**GIVEN PROBLEM:**
Every line of the records must be repeated exactly; pictures stay out.

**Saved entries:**
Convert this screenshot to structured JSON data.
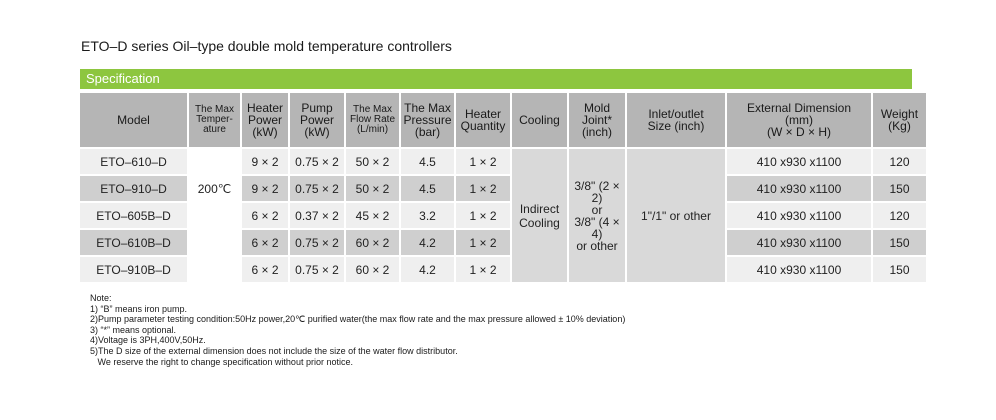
{
  "title": "ETO–D series Oil–type double mold temperature controllers",
  "spec_label": "Specification",
  "headers": [
    "Model",
    "The Max Temper- ature",
    "Heater Power (kW)",
    "Pump Power (kW)",
    "The Max Flow Rate (L/min)",
    "The Max Pressure (bar)",
    "Heater Quantity",
    "Cooling",
    "Mold Joint* (inch)",
    "Inlet/outlet Size (inch)",
    "External Dimension (mm) (W × D × H)",
    "Weight (Kg)"
  ],
  "header_lines": {
    "max_temp": [
      "The Max",
      "Temper-",
      "ature"
    ],
    "heater_power": [
      "Heater",
      "Power",
      "(kW)"
    ],
    "pump_power": [
      "Pump",
      "Power",
      "(kW)"
    ],
    "flow_rate": [
      "The Max",
      "Flow Rate",
      "(L/min)"
    ],
    "pressure": [
      "The Max",
      "Pressure",
      "(bar)"
    ],
    "heater_qty": [
      "Heater",
      "Quantity"
    ],
    "mold_joint": [
      "Mold",
      "Joint*",
      "(inch)"
    ],
    "inlet": [
      "Inlet/outlet",
      "Size (inch)"
    ],
    "dimension": [
      "External Dimension",
      "(mm)",
      "(W × D × H)"
    ],
    "weight": [
      "Weight",
      "(Kg)"
    ]
  },
  "rows": [
    {
      "model": "ETO–610–D",
      "heater_power": "9 × 2",
      "pump_power": "0.75 × 2",
      "flow_rate": "50 × 2",
      "pressure": "4.5",
      "heater_qty": "1 × 2",
      "dimension": "410 x930 x1100",
      "weight": "120"
    },
    {
      "model": "ETO–910–D",
      "heater_power": "9 × 2",
      "pump_power": "0.75 × 2",
      "flow_rate": "50 × 2",
      "pressure": "4.5",
      "heater_qty": "1 × 2",
      "dimension": "410 x930 x1100",
      "weight": "150"
    },
    {
      "model": "ETO–605B–D",
      "heater_power": "6 × 2",
      "pump_power": "0.37 × 2",
      "flow_rate": "45 × 2",
      "pressure": "3.2",
      "heater_qty": "1 × 2",
      "dimension": "410 x930 x1100",
      "weight": "120"
    },
    {
      "model": "ETO–610B–D",
      "heater_power": "6 × 2",
      "pump_power": "0.75 × 2",
      "flow_rate": "60 × 2",
      "pressure": "4.2",
      "heater_qty": "1 × 2",
      "dimension": "410 x930 x1100",
      "weight": "150"
    },
    {
      "model": "ETO–910B–D",
      "heater_power": "6 × 2",
      "pump_power": "0.75 × 2",
      "flow_rate": "60 × 2",
      "pressure": "4.2",
      "heater_qty": "1 × 2",
      "dimension": "410 x930 x1100",
      "weight": "150"
    }
  ],
  "merged": {
    "max_temp": "200℃",
    "cooling": [
      "Indirect",
      "Cooling"
    ],
    "mold_joint": [
      "3/8\" (2 × 2)",
      "or",
      "3/8\" (4 × 4)",
      "or other"
    ],
    "inlet": "1\"/1\" or other"
  },
  "notes": [
    "Note:",
    "1) “B” means iron pump.",
    "2)Pump parameter testing condition:50Hz power,20℃ purified water(the max flow rate and the max pressure allowed ± 10% deviation)",
    "3) “*” means optional.",
    "4)Voltage is 3PH,400V,50Hz.",
    "5)The D size of the external dimension does not include the size of the water flow distributor.",
    "   We reserve the right to change specification without prior notice."
  ],
  "colors": {
    "spec_bar": "#8dc63f",
    "header_bg": "#b5b5b5",
    "row_dark": "#cfcfcf",
    "row_light": "#efefef"
  }
}
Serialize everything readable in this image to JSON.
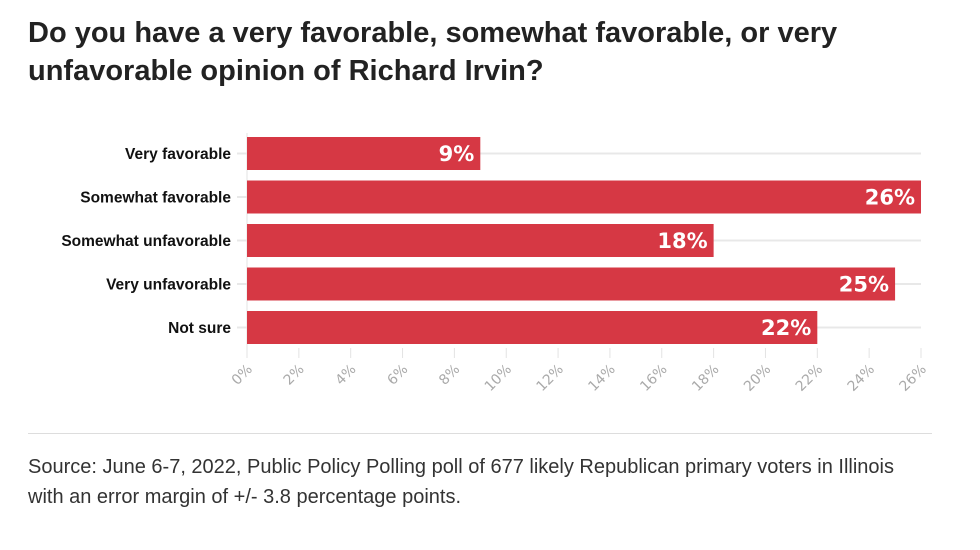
{
  "chart_data": {
    "type": "bar",
    "orientation": "horizontal",
    "title": "Do you have a very favorable, somewhat favorable, or very unfavorable opinion of Richard Irvin?",
    "categories": [
      "Very favorable",
      "Somewhat favorable",
      "Somewhat unfavorable",
      "Very unfavorable",
      "Not sure"
    ],
    "values": [
      9,
      26,
      18,
      25,
      22
    ],
    "data_labels": [
      "9%",
      "26%",
      "18%",
      "25%",
      "22%"
    ],
    "xlim": [
      0,
      26
    ],
    "xticks": [
      0,
      2,
      4,
      6,
      8,
      10,
      12,
      14,
      16,
      18,
      20,
      22,
      24,
      26
    ],
    "xtick_labels": [
      "0%",
      "2%",
      "4%",
      "6%",
      "8%",
      "10%",
      "12%",
      "14%",
      "16%",
      "18%",
      "20%",
      "22%",
      "24%",
      "26%"
    ],
    "xlabel": "",
    "ylabel": "",
    "grid": true,
    "bar_color": "#d63844",
    "source": "Source: June 6-7, 2022, Public Policy Polling poll of 677 likely Republican primary voters in Illinois with an error margin of +/- 3.8 percentage points."
  }
}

**RESPONSE TO THE EXERCISE:**
Convert this screenshot to structured JSON data.
{
  "title": "ETO–D series Oil–type double mold temperature controllers",
  "spec_label": "Specification",
  "headers": [
    "Model",
    "The Max Temper- ature",
    "Heater Power (kW)",
    "Pump Power (kW)",
    "The Max Flow Rate (L/min)",
    "The Max Pressure (bar)",
    "Heater Quantity",
    "Cooling",
    "Mold Joint* (inch)",
    "Inlet/outlet Size (inch)",
    "External Dimension (mm) (W × D × H)",
    "Weight (Kg)"
  ],
  "header_lines": {
    "max_temp": [
      "The Max",
      "Temper-",
      "ature"
    ],
    "heater_power": [
      "Heater",
      "Power",
      "(kW)"
    ],
    "pump_power": [
      "Pump",
      "Power",
      "(kW)"
    ],
    "flow_rate": [
      "The Max",
      "Flow Rate",
      "(L/min)"
    ],
    "pressure": [
      "The Max",
      "Pressure",
      "(bar)"
    ],
    "heater_qty": [
      "Heater",
      "Quantity"
    ],
    "mold_joint": [
      "Mold",
      "Joint*",
      "(inch)"
    ],
    "inlet": [
      "Inlet/outlet",
      "Size (inch)"
    ],
    "dimension": [
      "External Dimension",
      "(mm)",
      "(W × D × H)"
    ],
    "weight": [
      "Weight",
      "(Kg)"
    ]
  },
  "rows": [
    {
      "model": "ETO–610–D",
      "heater_power": "9 × 2",
      "pump_power": "0.75 × 2",
      "flow_rate": "50 × 2",
      "pressure": "4.5",
      "heater_qty": "1 × 2",
      "dimension": "410 x930 x1100",
      "weight": "120"
    },
    {
      "model": "ETO–910–D",
      "heater_power": "9 × 2",
      "pump_power": "0.75 × 2",
      "flow_rate": "50 × 2",
      "pressure": "4.5",
      "heater_qty": "1 × 2",
      "dimension": "410 x930 x1100",
      "weight": "150"
    },
    {
      "model": "ETO–605B–D",
      "heater_power": "6 × 2",
      "pump_power": "0.37 × 2",
      "flow_rate": "45 × 2",
      "pressure": "3.2",
      "heater_qty": "1 × 2",
      "dimension": "410 x930 x1100",
      "weight": "120"
    },
    {
      "model": "ETO–610B–D",
      "heater_power": "6 × 2",
      "pump_power": "0.75 × 2",
      "flow_rate": "60 × 2",
      "pressure": "4.2",
      "heater_qty": "1 × 2",
      "dimension": "410 x930 x1100",
      "weight": "150"
    },
    {
      "model": "ETO–910B–D",
      "heater_power": "6 × 2",
      "pump_power": "0.75 × 2",
      "flow_rate": "60 × 2",
      "pressure": "4.2",
      "heater_qty": "1 × 2",
      "dimension": "410 x930 x1100",
      "weight": "150"
    }
  ],
  "merged": {
    "max_temp": "200℃",
    "cooling": [
      "Indirect",
      "Cooling"
    ],
    "mold_joint": [
      "3/8\" (2 × 2)",
      "or",
      "3/8\" (4 × 4)",
      "or other"
    ],
    "inlet": "1\"/1\" or other"
  },
  "notes": [
    "Note:",
    "1) “B” means iron pump.",
    "2)Pump parameter testing condition:50Hz power,20℃ purified water(the max flow rate and the max pressure allowed ± 10% deviation)",
    "3) “*” means optional.",
    "4)Voltage is 3PH,400V,50Hz.",
    "5)The D size of the external dimension does not include the size of the water flow distributor.",
    "   We reserve the right to change specification without prior notice."
  ],
  "colors": {
    "spec_bar": "#8dc63f",
    "header_bg": "#b5b5b5",
    "row_dark": "#cfcfcf",
    "row_light": "#efefef"
  }
}
Serialize everything readable in this image to JSON.
{
  "chart_data": {
    "type": "bar",
    "orientation": "horizontal",
    "title": "Do you have a very favorable, somewhat favorable, or very unfavorable opinion of Richard Irvin?",
    "categories": [
      "Very favorable",
      "Somewhat favorable",
      "Somewhat unfavorable",
      "Very unfavorable",
      "Not sure"
    ],
    "values": [
      9,
      26,
      18,
      25,
      22
    ],
    "data_labels": [
      "9%",
      "26%",
      "18%",
      "25%",
      "22%"
    ],
    "xlim": [
      0,
      26
    ],
    "xticks": [
      0,
      2,
      4,
      6,
      8,
      10,
      12,
      14,
      16,
      18,
      20,
      22,
      24,
      26
    ],
    "xtick_labels": [
      "0%",
      "2%",
      "4%",
      "6%",
      "8%",
      "10%",
      "12%",
      "14%",
      "16%",
      "18%",
      "20%",
      "22%",
      "24%",
      "26%"
    ],
    "xlabel": "",
    "ylabel": "",
    "grid": true,
    "bar_color": "#d63844",
    "source": "Source: June 6-7, 2022, Public Policy Polling poll of 677 likely Republican primary voters in Illinois with an error margin of +/- 3.8 percentage points."
  }
}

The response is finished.